## Tasks to carry out
1 - According to the opinion piece on the Leeds City Council elections, how many people are standing for election?
2 - Reproduce the stretch of the records from their start through the line containing "multi-var-term: (arith-var): [347, 1254, 419, 1272]", copying each line unchanged.
:: Document ::
My advice to all the candidates hoping to be elected to Leeds City Council on May 3 - more than 330 people are standing across the 33 Leeds wards - is to focus on the facts.

If you’re not happy with how the previous lot have run things, present the evidence – and nothing else – to the voters and let them make their own minds up.

But don’t waste precious campaigning time bad–mouthing opponents just for the sake of it.

It is unbecoming of the job you are ultimately hoping to do – and it is deeply hypocritical.

Some of the comments I have been reading on social media forums in recent weeks have bordered on libellous - others have probably crossed that line.

I came across one post this week where candidates in one particular ward claimed to have been subjected to threatening and aggressive behaviour from individuals supporting their opponents.

Their volunteers,it was claimed, have been called “scum” and worse. It was also claimed that violence towards individuals was intimated, if not encouraged.

I know politicians are not a thin-skinned bunch. If they are, then they are in the wrong profession.

But this kind of behaviour by anyone – campaigners, supporters or opponents of any party or candidate – is simply unacceptable.

If you or your supporters are resorting to this kind of behaviour, get a grip.

And let’s face it, ultimately it’s not this that is going to help win you votes.

It’s cold, hard facts.

Let those speak for you, and the voters of Leeds will definitely listen.
:::
:: Dataset rows ::
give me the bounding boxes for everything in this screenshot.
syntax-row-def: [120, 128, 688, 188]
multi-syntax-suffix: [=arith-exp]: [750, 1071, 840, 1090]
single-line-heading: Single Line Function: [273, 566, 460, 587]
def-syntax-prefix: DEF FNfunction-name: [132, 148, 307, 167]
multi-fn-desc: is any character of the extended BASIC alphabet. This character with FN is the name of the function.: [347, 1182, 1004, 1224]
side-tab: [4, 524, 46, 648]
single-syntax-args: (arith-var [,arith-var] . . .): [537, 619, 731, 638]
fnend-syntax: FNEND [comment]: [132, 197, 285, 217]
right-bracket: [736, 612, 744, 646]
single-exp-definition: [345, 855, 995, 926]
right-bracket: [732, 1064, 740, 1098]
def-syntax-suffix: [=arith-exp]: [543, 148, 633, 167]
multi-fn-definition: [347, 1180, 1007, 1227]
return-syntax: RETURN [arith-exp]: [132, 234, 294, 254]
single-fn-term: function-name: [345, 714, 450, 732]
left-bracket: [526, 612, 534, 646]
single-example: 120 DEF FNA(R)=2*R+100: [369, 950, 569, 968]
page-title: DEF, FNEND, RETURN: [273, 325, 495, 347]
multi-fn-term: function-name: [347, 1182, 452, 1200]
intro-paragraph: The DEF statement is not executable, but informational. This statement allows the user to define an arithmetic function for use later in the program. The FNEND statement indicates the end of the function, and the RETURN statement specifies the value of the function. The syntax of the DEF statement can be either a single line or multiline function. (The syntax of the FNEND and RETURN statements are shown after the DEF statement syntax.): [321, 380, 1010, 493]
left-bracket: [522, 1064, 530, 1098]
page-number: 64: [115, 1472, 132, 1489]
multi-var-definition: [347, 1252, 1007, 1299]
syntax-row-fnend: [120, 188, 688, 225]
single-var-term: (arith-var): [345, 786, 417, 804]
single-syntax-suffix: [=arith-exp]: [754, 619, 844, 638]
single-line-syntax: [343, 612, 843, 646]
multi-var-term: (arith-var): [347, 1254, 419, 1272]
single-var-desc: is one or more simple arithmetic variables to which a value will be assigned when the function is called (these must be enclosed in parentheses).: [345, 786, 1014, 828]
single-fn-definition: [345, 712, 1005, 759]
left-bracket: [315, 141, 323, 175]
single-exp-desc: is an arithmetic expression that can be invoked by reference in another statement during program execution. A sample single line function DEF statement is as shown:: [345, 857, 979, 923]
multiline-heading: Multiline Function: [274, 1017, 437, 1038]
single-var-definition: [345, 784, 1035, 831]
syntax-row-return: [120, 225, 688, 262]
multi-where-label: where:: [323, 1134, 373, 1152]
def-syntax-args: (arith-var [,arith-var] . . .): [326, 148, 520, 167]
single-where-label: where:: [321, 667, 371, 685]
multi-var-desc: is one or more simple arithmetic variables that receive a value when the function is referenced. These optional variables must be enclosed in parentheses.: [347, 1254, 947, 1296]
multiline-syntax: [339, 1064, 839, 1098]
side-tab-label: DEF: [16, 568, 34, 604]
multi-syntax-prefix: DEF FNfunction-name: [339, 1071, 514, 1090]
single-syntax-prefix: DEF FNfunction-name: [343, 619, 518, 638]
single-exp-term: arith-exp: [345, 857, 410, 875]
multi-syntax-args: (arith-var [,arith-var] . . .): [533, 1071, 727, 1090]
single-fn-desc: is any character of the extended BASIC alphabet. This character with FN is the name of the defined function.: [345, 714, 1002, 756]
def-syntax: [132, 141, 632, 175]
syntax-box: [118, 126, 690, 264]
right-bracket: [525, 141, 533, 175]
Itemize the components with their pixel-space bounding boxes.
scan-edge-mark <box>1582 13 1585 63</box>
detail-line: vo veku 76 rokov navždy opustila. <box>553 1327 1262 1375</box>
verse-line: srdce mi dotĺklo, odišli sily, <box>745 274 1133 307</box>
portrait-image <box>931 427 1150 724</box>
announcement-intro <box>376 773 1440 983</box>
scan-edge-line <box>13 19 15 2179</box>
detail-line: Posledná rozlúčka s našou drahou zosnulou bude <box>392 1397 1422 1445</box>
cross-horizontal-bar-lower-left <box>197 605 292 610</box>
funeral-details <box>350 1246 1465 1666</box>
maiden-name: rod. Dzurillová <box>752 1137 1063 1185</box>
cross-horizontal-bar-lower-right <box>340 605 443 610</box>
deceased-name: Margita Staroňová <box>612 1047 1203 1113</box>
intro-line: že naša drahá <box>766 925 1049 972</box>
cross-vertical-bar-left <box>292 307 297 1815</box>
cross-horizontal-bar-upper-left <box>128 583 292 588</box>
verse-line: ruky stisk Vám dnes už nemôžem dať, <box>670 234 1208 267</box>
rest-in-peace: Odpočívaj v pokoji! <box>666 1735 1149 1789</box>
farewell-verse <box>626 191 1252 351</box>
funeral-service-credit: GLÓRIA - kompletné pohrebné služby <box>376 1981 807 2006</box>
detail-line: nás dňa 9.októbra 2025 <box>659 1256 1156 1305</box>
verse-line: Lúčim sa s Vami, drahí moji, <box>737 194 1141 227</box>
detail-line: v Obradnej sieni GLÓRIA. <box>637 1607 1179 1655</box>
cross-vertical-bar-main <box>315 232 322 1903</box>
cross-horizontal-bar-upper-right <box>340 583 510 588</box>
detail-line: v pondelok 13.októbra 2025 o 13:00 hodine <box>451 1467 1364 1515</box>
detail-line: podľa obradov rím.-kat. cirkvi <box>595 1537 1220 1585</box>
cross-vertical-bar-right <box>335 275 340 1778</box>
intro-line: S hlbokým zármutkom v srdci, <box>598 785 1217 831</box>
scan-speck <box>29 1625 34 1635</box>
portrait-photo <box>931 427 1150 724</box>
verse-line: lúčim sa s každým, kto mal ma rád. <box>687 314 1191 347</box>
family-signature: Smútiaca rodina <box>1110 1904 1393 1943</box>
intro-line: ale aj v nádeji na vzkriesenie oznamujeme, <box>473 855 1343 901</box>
:::
## The answers
1 - More than 330 people.

2 -
give me the bounding boxes for everything in this screenshot.
syntax-row-def: [120, 128, 688, 188]
multi-syntax-suffix: [=arith-exp]: [750, 1071, 840, 1090]
single-line-heading: Single Line Function: [273, 566, 460, 587]
def-syntax-prefix: DEF FNfunction-name: [132, 148, 307, 167]
multi-fn-desc: is any character of the extended BASIC alphabet. This character with FN is the name of the function.: [347, 1182, 1004, 1224]
side-tab: [4, 524, 46, 648]
single-syntax-args: (arith-var [,arith-var] . . .): [537, 619, 731, 638]
fnend-syntax: FNEND [comment]: [132, 197, 285, 217]
right-bracket: [736, 612, 744, 646]
single-exp-definition: [345, 855, 995, 926]
right-bracket: [732, 1064, 740, 1098]
def-syntax-suffix: [=arith-exp]: [543, 148, 633, 167]
multi-fn-definition: [347, 1180, 1007, 1227]
return-syntax: RETURN [arith-exp]: [132, 234, 294, 254]
single-fn-term: function-name: [345, 714, 450, 732]
left-bracket: [526, 612, 534, 646]
single-example: 120 DEF FNA(R)=2*R+100: [369, 950, 569, 968]
page-title: DEF, FNEND, RETURN: [273, 325, 495, 347]
multi-fn-term: function-name: [347, 1182, 452, 1200]
intro-paragraph: The DEF statement is not executable, but informational. This statement allows the user to define an arithmetic function for use later in the program. The FNEND statement indicates the end of the function, and the RETURN statement specifies the value of the function. The syntax of the DEF statement can be either a single line or multiline function. (The syntax of the FNEND and RETURN statements are shown after the DEF statement syntax.): [321, 380, 1010, 493]
left-bracket: [522, 1064, 530, 1098]
page-number: 64: [115, 1472, 132, 1489]
multi-var-definition: [347, 1252, 1007, 1299]
syntax-row-fnend: [120, 188, 688, 225]
single-var-term: (arith-var): [345, 786, 417, 804]
single-syntax-suffix: [=arith-exp]: [754, 619, 844, 638]
single-line-syntax: [343, 612, 843, 646]
multi-var-term: (arith-var): [347, 1254, 419, 1272]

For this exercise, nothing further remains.